Stored records:
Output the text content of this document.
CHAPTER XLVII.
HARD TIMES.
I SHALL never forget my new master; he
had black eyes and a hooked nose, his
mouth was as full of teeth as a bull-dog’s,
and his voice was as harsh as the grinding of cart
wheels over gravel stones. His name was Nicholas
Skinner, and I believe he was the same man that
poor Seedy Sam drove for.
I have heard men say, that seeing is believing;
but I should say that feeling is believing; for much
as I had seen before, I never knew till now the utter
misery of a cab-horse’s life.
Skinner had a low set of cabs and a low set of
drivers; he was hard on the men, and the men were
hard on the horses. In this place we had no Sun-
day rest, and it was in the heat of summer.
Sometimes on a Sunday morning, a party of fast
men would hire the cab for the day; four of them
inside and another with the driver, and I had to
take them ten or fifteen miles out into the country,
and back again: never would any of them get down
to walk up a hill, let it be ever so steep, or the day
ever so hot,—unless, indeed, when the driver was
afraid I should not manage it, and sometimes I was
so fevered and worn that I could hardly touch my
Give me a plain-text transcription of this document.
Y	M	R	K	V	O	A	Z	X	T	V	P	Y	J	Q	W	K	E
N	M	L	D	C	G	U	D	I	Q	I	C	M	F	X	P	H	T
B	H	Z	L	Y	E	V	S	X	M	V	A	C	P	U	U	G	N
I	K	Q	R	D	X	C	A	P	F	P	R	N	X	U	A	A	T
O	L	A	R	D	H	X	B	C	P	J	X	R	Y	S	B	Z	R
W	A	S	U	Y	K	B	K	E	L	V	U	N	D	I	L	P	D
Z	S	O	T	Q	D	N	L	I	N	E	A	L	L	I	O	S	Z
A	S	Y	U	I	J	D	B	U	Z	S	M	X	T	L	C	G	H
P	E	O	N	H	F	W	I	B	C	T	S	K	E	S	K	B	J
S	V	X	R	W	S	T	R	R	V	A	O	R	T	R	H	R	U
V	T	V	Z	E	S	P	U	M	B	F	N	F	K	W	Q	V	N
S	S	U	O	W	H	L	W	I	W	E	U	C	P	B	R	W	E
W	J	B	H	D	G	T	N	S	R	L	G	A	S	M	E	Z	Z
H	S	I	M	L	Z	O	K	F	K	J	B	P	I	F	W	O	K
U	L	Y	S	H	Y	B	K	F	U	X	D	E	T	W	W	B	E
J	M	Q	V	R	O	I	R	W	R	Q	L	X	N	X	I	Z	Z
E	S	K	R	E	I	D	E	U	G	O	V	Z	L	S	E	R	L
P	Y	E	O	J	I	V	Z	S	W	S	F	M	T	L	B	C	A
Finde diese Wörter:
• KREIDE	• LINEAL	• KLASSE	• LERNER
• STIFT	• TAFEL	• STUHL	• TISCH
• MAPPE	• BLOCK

(WRITTEN INSTRUCTION)
Copy out the full material exactly as it appears.

(FULL SOLUTION)
Output the text content of this document.
CHAPTER XLVII.
HARD TIMES.
I SHALL never forget my new master; he
had black eyes and a hooked nose, his
mouth was as full of teeth as a bull-dog’s,
and his voice was as harsh as the grinding of cart
wheels over gravel stones. His name was Nicholas
Skinner, and I believe he was the same man that
poor Seedy Sam drove for.
I have heard men say, that seeing is believing;
but I should say that feeling is believing; for much
as I had seen before, I never knew till now the utter
misery of a cab-horse’s life.
Skinner had a low set of cabs and a low set of
drivers; he was hard on the men, and the men were
hard on the horses. In this place we had no Sun-
day rest, and it was in the heat of summer.
Sometimes on a Sunday morning, a party of fast
men would hire the cab for the day; four of them
inside and another with the driver, and I had to
take them ten or fifteen miles out into the country,
and back again: never would any of them get down
to walk up a hill, let it be ever so steep, or the day
ever so hot,—unless, indeed, when the driver was
afraid I should not manage it, and sometimes I was
so fevered and worn that I could hardly touch my
Give me a plain-text transcription of this document.
Y	M	R	K	V	O	A	Z	X	T	V	P	Y	J	Q	W	K	E
N	M	L	D	C	G	U	D	I	Q	I	C	M	F	X	P	H	T
B	H	Z	L	Y	E	V	S	X	M	V	A	C	P	U	U	G	N
I	K	Q	R	D	X	C	A	P	F	P	R	N	X	U	A	A	T
O	L	A	R	D	H	X	B	C	P	J	X	R	Y	S	B	Z	R
W	A	S	U	Y	K	B	K	E	L	V	U	N	D	I	L	P	D
Z	S	O	T	Q	D	N	L	I	N	E	A	L	L	I	O	S	Z
A	S	Y	U	I	J	D	B	U	Z	S	M	X	T	L	C	G	H
P	E	O	N	H	F	W	I	B	C	T	S	K	E	S	K	B	J
S	V	X	R	W	S	T	R	R	V	A	O	R	T	R	H	R	U
V	T	V	Z	E	S	P	U	M	B	F	N	F	K	W	Q	V	N
S	S	U	O	W	H	L	W	I	W	E	U	C	P	B	R	W	E
W	J	B	H	D	G	T	N	S	R	L	G	A	S	M	E	Z	Z
H	S	I	M	L	Z	O	K	F	K	J	B	P	I	F	W	O	K
U	L	Y	S	H	Y	B	K	F	U	X	D	E	T	W	W	B	E
J	M	Q	V	R	O	I	R	W	R	Q	L	X	N	X	I	Z	Z
E	S	K	R	E	I	D	E	U	G	O	V	Z	L	S	E	R	L
P	Y	E	O	J	I	V	Z	S	W	S	F	M	T	L	B	C	A
Finde diese Wörter:
• KREIDE	• LINEAL	• KLASSE	• LERNER
• STIFT	• TAFEL	• STUHL	• TISCH
• MAPPE	• BLOCK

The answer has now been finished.